[Records]
________________
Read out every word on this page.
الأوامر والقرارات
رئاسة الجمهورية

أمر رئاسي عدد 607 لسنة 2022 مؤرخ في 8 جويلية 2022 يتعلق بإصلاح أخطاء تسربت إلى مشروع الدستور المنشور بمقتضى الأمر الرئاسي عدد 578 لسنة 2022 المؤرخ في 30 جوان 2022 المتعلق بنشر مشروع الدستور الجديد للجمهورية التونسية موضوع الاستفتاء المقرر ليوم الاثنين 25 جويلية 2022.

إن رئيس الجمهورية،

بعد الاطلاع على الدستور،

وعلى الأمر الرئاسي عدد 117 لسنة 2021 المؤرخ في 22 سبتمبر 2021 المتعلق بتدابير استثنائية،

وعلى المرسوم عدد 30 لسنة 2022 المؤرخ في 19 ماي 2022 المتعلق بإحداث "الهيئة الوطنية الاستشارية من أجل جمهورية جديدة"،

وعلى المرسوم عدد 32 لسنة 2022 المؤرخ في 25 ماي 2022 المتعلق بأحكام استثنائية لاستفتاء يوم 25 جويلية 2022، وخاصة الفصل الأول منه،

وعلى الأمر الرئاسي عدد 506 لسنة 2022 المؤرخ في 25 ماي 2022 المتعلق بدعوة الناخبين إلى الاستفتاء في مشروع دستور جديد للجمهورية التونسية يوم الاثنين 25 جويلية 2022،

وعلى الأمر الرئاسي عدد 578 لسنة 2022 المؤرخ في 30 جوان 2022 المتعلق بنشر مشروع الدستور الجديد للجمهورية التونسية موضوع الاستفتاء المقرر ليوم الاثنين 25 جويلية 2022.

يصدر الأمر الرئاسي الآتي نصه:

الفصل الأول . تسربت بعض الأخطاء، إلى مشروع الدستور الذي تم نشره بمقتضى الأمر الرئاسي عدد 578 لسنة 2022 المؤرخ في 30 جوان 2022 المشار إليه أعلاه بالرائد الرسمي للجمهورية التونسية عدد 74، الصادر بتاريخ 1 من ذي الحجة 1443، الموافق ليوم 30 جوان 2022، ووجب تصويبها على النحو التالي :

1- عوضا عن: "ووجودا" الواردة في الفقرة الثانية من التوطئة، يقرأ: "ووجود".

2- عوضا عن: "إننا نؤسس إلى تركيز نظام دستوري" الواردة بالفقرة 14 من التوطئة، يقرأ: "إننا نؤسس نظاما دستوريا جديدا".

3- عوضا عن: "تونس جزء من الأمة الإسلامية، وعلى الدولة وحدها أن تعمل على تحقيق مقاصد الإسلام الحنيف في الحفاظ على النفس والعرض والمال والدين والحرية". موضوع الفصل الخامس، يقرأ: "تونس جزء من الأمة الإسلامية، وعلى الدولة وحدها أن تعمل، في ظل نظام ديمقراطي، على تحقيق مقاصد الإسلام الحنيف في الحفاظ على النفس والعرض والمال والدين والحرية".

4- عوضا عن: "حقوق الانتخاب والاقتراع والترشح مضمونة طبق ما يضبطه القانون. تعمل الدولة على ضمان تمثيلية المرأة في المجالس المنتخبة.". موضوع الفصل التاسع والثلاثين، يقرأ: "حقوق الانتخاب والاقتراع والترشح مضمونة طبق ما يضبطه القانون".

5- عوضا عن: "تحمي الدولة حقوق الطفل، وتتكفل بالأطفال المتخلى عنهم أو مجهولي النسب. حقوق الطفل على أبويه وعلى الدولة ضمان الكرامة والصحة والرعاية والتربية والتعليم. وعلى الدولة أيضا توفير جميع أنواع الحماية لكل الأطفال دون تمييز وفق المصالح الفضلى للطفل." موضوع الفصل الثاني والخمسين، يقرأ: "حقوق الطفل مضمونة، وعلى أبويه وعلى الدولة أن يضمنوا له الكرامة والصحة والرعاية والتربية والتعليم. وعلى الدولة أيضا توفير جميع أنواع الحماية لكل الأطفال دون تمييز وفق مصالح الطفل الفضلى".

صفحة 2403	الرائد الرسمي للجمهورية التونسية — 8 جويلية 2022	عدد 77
________________
**Exercise**
Write out every entry above, word for word.

**Solution**
Read out every word on this page.
الأوامر والقرارات
رئاسة الجمهورية

أمر رئاسي عدد 607 لسنة 2022 مؤرخ في 8 جويلية 2022 يتعلق بإصلاح أخطاء تسربت إلى مشروع الدستور المنشور بمقتضى الأمر الرئاسي عدد 578 لسنة 2022 المؤرخ في 30 جوان 2022 المتعلق بنشر مشروع الدستور الجديد للجمهورية التونسية موضوع الاستفتاء المقرر ليوم الاثنين 25 جويلية 2022.

إن رئيس الجمهورية،

بعد الاطلاع على الدستور،

وعلى الأمر الرئاسي عدد 117 لسنة 2021 المؤرخ في 22 سبتمبر 2021 المتعلق بتدابير استثنائية،

وعلى المرسوم عدد 30 لسنة 2022 المؤرخ في 19 ماي 2022 المتعلق بإحداث "الهيئة الوطنية الاستشارية من أجل جمهورية جديدة"،

وعلى المرسوم عدد 32 لسنة 2022 المؤرخ في 25 ماي 2022 المتعلق بأحكام استثنائية لاستفتاء يوم 25 جويلية 2022، وخاصة الفصل الأول منه،

وعلى الأمر الرئاسي عدد 506 لسنة 2022 المؤرخ في 25 ماي 2022 المتعلق بدعوة الناخبين إلى الاستفتاء في مشروع دستور جديد للجمهورية التونسية يوم الاثنين 25 جويلية 2022،

وعلى الأمر الرئاسي عدد 578 لسنة 2022 المؤرخ في 30 جوان 2022 المتعلق بنشر مشروع الدستور الجديد للجمهورية التونسية موضوع الاستفتاء المقرر ليوم الاثنين 25 جويلية 2022.

يصدر الأمر الرئاسي الآتي نصه:

الفصل الأول . تسربت بعض الأخطاء، إلى مشروع الدستور الذي تم نشره بمقتضى الأمر الرئاسي عدد 578 لسنة 2022 المؤرخ في 30 جوان 2022 المشار إليه أعلاه بالرائد الرسمي للجمهورية التونسية عدد 74، الصادر بتاريخ 1 من ذي الحجة 1443، الموافق ليوم 30 جوان 2022، ووجب تصويبها على النحو التالي :

1- عوضا عن: "ووجودا" الواردة في الفقرة الثانية من التوطئة، يقرأ: "ووجود".

2- عوضا عن: "إننا نؤسس إلى تركيز نظام دستوري" الواردة بالفقرة 14 من التوطئة، يقرأ: "إننا نؤسس نظاما دستوريا جديدا".

3- عوضا عن: "تونس جزء من الأمة الإسلامية، وعلى الدولة وحدها أن تعمل على تحقيق مقاصد الإسلام الحنيف في الحفاظ على النفس والعرض والمال والدين والحرية". موضوع الفصل الخامس، يقرأ: "تونس جزء من الأمة الإسلامية، وعلى الدولة وحدها أن تعمل، في ظل نظام ديمقراطي، على تحقيق مقاصد الإسلام الحنيف في الحفاظ على النفس والعرض والمال والدين والحرية".

4- عوضا عن: "حقوق الانتخاب والاقتراع والترشح مضمونة طبق ما يضبطه القانون. تعمل الدولة على ضمان تمثيلية المرأة في المجالس المنتخبة.". موضوع الفصل التاسع والثلاثين، يقرأ: "حقوق الانتخاب والاقتراع والترشح مضمونة طبق ما يضبطه القانون".

5- عوضا عن: "تحمي الدولة حقوق الطفل، وتتكفل بالأطفال المتخلى عنهم أو مجهولي النسب. حقوق الطفل على أبويه وعلى الدولة ضمان الكرامة والصحة والرعاية والتربية والتعليم. وعلى الدولة أيضا توفير جميع أنواع الحماية لكل الأطفال دون تمييز وفق المصالح الفضلى للطفل." موضوع الفصل الثاني والخمسين، يقرأ: "حقوق الطفل مضمونة، وعلى أبويه وعلى الدولة أن يضمنوا له الكرامة والصحة والرعاية والتربية والتعليم. وعلى الدولة أيضا توفير جميع أنواع الحماية لكل الأطفال دون تمييز وفق مصالح الطفل الفضلى".

صفحة 2403	الرائد الرسمي للجمهورية التونسية — 8 جويلية 2022	عدد 77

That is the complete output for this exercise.